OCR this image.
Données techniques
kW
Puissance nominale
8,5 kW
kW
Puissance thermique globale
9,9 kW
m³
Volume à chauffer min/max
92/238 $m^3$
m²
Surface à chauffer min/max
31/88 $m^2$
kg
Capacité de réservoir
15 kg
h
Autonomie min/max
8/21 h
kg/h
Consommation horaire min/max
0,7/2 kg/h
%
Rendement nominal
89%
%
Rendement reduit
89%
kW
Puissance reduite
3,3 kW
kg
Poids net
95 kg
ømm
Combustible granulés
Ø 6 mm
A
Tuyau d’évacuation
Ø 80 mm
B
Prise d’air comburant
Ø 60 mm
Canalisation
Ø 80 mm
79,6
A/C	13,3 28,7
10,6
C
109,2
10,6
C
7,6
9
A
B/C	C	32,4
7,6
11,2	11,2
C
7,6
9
········
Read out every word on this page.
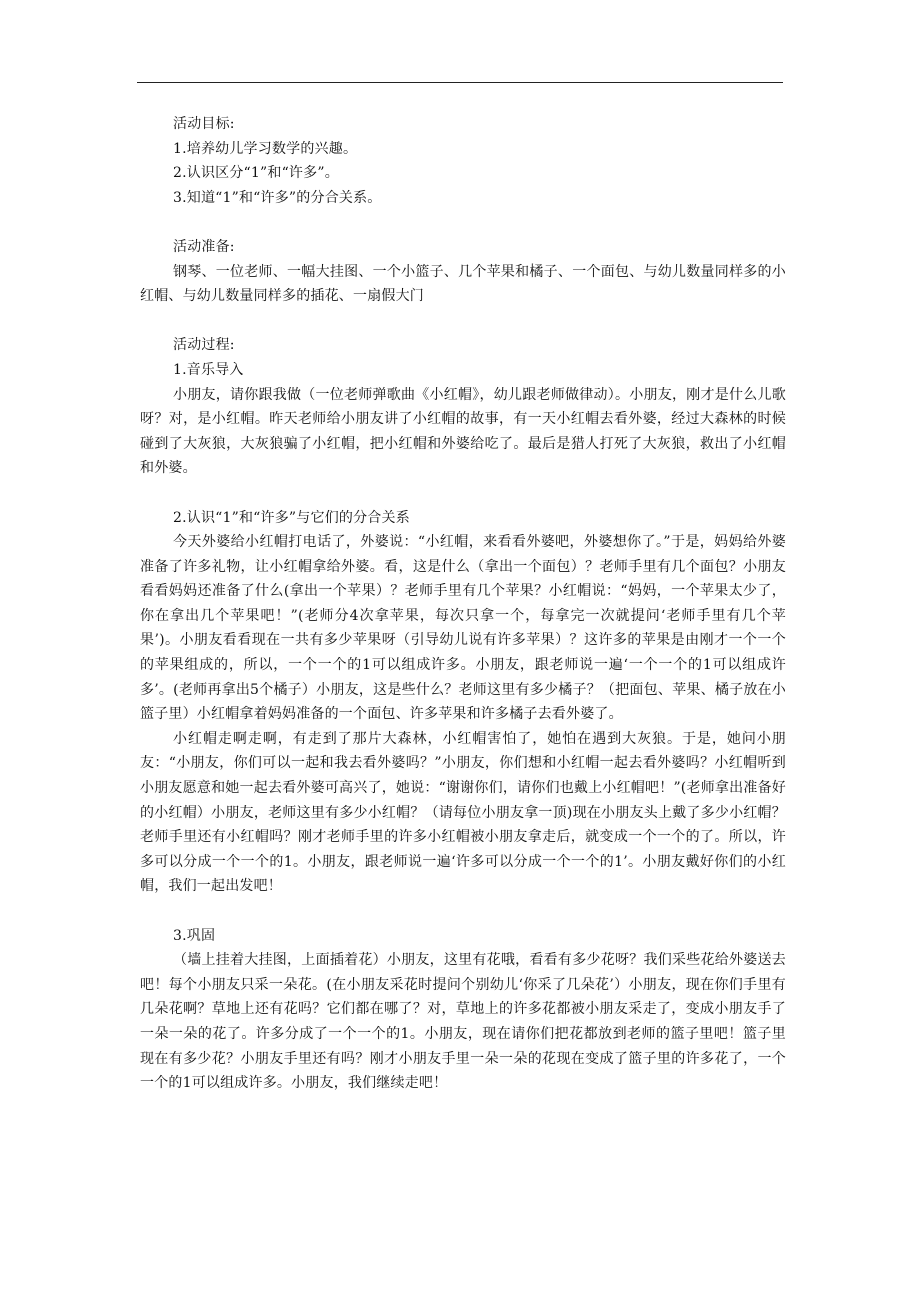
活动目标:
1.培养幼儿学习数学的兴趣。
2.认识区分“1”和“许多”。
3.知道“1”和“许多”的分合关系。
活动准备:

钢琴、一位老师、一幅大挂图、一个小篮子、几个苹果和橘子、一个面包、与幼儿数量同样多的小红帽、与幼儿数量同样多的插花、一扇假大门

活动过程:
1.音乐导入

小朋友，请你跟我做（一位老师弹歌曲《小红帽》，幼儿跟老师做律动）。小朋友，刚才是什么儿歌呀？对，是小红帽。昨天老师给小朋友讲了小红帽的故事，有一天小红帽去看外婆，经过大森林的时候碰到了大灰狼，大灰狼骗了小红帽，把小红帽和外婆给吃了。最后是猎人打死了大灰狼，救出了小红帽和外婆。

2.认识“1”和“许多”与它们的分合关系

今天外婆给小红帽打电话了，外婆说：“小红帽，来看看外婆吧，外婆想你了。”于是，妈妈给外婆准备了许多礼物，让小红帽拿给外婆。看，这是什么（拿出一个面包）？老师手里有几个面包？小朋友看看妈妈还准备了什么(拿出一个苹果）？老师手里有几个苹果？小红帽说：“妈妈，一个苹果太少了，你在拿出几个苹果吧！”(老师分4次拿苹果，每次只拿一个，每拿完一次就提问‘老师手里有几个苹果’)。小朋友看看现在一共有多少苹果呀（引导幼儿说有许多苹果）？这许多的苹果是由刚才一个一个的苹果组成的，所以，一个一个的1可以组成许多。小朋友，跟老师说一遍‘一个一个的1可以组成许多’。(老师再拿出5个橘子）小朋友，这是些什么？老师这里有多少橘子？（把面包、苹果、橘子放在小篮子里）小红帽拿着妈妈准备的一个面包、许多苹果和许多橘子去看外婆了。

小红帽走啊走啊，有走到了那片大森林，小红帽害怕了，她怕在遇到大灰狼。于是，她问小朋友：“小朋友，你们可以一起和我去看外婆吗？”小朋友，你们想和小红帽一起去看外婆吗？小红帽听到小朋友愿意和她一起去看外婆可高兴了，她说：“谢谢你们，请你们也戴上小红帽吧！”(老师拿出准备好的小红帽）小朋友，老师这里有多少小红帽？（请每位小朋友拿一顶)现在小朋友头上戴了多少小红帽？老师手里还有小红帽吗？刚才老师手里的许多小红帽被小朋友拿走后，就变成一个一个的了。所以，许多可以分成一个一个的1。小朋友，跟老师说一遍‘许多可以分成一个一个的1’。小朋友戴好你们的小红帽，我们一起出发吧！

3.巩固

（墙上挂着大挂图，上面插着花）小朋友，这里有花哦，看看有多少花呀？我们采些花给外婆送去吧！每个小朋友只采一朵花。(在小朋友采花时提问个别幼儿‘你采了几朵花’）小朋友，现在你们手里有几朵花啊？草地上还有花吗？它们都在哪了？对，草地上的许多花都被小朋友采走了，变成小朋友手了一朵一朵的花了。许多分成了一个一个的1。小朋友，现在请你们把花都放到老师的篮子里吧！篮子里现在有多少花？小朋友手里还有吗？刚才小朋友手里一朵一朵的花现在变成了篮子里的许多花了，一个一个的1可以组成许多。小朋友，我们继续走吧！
········
### Written request
Using the records above, copy each line that contains "跟老师说一遍".

### Task answer
今天外婆给小红帽打电话了，外婆说：“小红帽，来看看外婆吧，外婆想你了。”于是，妈妈给外婆准备了许多礼物，让小红帽拿给外婆。看，这是什么（拿出一个面包）？老师手里有几个面包？小朋友看看妈妈还准备了什么(拿出一个苹果）？老师手里有几个苹果？小红帽说：“妈妈，一个苹果太少了，你在拿出几个苹果吧！”(老师分4次拿苹果，每次只拿一个，每拿完一次就提问‘老师手里有几个苹果’)。小朋友看看现在一共有多少苹果呀（引导幼儿说有许多苹果）？这许多的苹果是由刚才一个一个的苹果组成的，所以，一个一个的1可以组成许多。小朋友，跟老师说一遍‘一个一个的1可以组成许多’。(老师再拿出5个橘子）小朋友，这是些什么？老师这里有多少橘子？（把面包、苹果、橘子放在小篮子里）小红帽拿着妈妈准备的一个面包、许多苹果和许多橘子去看外婆了。
小红帽走啊走啊，有走到了那片大森林，小红帽害怕了，她怕在遇到大灰狼。于是，她问小朋友：“小朋友，你们可以一起和我去看外婆吗？”小朋友，你们想和小红帽一起去看外婆吗？小红帽听到小朋友愿意和她一起去看外婆可高兴了，她说：“谢谢你们，请你们也戴上小红帽吧！”(老师拿出准备好的小红帽）小朋友，老师这里有多少小红帽？（请每位小朋友拿一顶)现在小朋友头上戴了多少小红帽？老师手里还有小红帽吗？刚才老师手里的许多小红帽被小朋友拿走后，就变成一个一个的了。所以，许多可以分成一个一个的1。小朋友，跟老师说一遍‘许多可以分成一个一个的1’。小朋友戴好你们的小红帽，我们一起出发吧！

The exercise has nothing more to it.